---- GIVEN DATA

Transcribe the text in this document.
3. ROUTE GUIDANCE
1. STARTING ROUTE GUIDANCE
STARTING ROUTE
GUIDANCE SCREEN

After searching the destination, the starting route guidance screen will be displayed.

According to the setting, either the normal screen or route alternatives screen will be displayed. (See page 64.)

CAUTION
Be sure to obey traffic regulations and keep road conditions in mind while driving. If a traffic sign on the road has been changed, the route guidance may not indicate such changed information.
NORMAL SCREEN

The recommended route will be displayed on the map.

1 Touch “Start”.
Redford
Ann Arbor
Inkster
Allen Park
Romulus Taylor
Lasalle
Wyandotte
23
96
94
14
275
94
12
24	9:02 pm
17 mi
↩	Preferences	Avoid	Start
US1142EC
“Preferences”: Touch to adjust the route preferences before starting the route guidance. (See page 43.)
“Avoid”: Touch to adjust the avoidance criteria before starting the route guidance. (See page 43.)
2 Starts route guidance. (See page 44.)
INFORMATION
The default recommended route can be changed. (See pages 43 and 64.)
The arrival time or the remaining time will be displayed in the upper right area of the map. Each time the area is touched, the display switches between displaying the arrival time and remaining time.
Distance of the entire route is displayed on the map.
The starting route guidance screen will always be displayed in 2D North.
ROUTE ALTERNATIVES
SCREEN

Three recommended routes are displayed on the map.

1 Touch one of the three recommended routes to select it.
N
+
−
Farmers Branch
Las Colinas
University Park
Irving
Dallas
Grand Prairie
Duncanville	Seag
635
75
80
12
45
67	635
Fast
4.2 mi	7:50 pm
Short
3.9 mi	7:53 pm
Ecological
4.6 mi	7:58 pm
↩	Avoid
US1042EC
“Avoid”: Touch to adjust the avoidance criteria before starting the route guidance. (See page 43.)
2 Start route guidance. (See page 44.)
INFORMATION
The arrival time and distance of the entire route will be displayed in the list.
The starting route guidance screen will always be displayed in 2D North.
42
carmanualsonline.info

--------

EXERCISE DIRECTIONS
Go through the listing above and work out how many lines contain the string "routes". Reply with the number alone.

RESPONSE TO THE EXERCISE
2